Extract, from the records beneath this instruction, each line that contains the word "JSON".

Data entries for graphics
◆ ◆ ◆ ◆ ◆ ◆ ◆

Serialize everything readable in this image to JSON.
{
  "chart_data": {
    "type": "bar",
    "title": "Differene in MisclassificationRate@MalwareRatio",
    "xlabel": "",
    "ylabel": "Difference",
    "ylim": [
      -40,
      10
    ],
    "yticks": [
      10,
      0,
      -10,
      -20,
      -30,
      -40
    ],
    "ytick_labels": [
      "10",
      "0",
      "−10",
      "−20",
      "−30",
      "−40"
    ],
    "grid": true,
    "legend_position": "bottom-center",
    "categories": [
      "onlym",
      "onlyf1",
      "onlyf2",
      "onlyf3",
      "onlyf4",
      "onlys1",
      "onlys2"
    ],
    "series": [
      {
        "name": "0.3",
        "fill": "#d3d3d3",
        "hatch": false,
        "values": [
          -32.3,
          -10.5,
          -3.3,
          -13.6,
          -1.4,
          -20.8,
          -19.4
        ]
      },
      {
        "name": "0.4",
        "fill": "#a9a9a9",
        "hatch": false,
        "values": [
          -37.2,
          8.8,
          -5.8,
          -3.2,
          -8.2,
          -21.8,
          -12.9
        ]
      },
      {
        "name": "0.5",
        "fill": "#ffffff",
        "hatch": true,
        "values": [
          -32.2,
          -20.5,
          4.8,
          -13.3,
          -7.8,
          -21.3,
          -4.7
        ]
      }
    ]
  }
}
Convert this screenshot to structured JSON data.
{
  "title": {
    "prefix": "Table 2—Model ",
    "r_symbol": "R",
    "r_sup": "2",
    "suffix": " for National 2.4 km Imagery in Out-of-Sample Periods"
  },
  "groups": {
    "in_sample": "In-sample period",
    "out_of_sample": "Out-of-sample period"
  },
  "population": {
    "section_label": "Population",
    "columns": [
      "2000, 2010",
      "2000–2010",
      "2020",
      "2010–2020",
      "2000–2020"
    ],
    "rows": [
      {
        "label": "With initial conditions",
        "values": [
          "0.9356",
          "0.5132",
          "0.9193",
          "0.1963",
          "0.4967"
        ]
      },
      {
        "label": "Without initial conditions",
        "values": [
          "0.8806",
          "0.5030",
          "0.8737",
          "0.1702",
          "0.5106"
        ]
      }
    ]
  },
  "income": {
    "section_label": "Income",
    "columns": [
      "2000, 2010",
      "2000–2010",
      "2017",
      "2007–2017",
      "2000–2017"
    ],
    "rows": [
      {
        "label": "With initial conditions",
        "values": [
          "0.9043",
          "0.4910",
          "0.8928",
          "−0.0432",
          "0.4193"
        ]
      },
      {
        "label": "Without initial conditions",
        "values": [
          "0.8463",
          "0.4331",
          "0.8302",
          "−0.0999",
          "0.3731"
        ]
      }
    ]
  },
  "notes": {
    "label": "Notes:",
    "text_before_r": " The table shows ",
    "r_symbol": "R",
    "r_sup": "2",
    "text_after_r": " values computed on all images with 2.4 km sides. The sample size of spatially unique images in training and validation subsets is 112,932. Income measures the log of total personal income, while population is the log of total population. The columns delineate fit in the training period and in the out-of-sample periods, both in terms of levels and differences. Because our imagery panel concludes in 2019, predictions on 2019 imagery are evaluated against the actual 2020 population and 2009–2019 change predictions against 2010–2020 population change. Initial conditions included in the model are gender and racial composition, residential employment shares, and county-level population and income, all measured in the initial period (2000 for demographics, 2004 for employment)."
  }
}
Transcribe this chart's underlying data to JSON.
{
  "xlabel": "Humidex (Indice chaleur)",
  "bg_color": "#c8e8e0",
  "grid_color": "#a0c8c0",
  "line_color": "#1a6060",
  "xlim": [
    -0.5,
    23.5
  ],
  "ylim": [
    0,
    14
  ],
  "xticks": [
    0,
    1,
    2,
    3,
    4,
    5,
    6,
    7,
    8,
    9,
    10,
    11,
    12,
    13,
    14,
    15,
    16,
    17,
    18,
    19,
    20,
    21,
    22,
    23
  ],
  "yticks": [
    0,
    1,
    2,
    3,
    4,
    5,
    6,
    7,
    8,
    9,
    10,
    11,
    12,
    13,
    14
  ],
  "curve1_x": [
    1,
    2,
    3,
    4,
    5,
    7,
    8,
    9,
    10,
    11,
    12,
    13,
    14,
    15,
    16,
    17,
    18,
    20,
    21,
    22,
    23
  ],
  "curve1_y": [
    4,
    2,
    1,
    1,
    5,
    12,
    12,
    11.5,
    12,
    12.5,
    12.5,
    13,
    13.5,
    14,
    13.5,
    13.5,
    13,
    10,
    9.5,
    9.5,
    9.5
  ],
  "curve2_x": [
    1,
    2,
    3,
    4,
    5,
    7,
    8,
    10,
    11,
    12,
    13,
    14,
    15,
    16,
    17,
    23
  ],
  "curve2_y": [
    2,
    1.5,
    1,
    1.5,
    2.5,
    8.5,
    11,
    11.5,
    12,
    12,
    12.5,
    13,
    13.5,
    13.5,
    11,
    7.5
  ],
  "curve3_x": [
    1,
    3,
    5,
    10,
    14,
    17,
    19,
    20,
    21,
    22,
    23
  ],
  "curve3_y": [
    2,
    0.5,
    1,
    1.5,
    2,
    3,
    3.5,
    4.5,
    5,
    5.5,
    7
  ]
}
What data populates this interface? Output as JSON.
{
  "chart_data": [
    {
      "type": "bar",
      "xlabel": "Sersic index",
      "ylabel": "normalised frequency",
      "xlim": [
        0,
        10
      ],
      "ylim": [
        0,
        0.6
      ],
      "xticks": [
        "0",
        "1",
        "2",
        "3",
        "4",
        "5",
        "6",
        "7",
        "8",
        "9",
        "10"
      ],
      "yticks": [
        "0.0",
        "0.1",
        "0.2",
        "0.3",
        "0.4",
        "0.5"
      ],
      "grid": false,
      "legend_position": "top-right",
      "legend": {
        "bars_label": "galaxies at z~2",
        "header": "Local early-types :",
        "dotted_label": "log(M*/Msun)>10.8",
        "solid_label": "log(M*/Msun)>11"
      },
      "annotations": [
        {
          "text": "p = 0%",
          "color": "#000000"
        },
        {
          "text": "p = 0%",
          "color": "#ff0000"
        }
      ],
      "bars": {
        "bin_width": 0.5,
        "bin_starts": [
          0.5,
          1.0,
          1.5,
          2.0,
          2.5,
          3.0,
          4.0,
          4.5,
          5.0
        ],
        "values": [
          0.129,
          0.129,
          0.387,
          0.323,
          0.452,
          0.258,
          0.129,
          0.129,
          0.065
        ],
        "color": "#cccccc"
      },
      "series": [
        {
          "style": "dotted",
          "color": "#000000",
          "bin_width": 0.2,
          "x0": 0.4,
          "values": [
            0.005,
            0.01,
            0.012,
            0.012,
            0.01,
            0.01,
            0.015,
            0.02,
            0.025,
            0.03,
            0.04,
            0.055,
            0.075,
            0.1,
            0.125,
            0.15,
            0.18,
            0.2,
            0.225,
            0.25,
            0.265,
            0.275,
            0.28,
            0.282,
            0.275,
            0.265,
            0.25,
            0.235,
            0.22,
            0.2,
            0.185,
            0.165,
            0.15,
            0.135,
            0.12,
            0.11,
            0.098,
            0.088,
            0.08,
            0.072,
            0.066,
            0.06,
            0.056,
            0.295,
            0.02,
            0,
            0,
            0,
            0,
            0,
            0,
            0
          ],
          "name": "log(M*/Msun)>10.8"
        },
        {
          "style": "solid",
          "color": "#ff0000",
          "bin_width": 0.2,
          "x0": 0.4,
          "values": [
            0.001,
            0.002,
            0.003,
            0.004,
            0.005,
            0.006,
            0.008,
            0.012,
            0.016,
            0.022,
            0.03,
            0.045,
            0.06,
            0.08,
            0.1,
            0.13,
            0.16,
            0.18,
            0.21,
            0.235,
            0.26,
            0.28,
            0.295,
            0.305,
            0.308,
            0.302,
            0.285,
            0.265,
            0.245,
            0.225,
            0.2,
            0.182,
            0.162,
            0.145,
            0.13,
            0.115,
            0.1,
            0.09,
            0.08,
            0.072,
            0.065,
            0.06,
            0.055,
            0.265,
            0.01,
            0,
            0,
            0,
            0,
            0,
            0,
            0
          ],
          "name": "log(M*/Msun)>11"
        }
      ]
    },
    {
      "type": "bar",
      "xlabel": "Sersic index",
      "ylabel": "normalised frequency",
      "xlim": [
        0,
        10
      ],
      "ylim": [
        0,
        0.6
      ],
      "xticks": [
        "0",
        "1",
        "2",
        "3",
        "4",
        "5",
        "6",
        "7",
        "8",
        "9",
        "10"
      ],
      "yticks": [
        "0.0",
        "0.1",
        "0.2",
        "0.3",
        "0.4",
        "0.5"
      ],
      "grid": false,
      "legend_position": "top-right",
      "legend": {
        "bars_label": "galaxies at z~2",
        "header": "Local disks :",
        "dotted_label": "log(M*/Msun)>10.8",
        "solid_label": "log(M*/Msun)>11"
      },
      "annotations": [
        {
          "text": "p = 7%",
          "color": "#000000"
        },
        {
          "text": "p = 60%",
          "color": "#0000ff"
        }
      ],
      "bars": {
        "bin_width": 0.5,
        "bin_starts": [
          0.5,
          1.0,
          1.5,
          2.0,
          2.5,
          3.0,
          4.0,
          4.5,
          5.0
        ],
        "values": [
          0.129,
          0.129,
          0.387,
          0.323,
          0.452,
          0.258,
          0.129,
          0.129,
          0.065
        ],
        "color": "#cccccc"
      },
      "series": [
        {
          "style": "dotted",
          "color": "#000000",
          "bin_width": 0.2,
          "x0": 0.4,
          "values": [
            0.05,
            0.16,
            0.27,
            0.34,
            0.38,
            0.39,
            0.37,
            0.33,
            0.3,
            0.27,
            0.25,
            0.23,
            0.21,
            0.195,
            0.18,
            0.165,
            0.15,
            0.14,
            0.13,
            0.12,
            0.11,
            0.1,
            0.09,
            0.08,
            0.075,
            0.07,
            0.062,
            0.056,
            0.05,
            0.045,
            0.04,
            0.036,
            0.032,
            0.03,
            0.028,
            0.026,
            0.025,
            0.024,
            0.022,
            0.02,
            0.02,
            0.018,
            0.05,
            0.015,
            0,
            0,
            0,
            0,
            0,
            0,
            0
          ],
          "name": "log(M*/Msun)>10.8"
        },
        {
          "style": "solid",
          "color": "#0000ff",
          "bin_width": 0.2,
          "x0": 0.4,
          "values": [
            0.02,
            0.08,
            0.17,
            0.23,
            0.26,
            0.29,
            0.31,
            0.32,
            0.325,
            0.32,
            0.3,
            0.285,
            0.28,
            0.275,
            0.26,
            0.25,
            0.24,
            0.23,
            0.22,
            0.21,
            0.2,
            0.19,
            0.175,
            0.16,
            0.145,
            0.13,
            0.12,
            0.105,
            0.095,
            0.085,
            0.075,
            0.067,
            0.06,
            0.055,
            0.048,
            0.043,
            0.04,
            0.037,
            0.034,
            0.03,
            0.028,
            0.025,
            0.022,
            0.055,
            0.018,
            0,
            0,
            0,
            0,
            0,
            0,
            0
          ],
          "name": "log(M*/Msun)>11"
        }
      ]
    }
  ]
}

◆ ◆ ◆ ◆ ◆ ◆ ◆

#### RIGHT ANSWER
Serialize everything readable in this image to JSON.
Convert this screenshot to structured JSON data.
Transcribe this chart's underlying data to JSON.
What data populates this interface? Output as JSON.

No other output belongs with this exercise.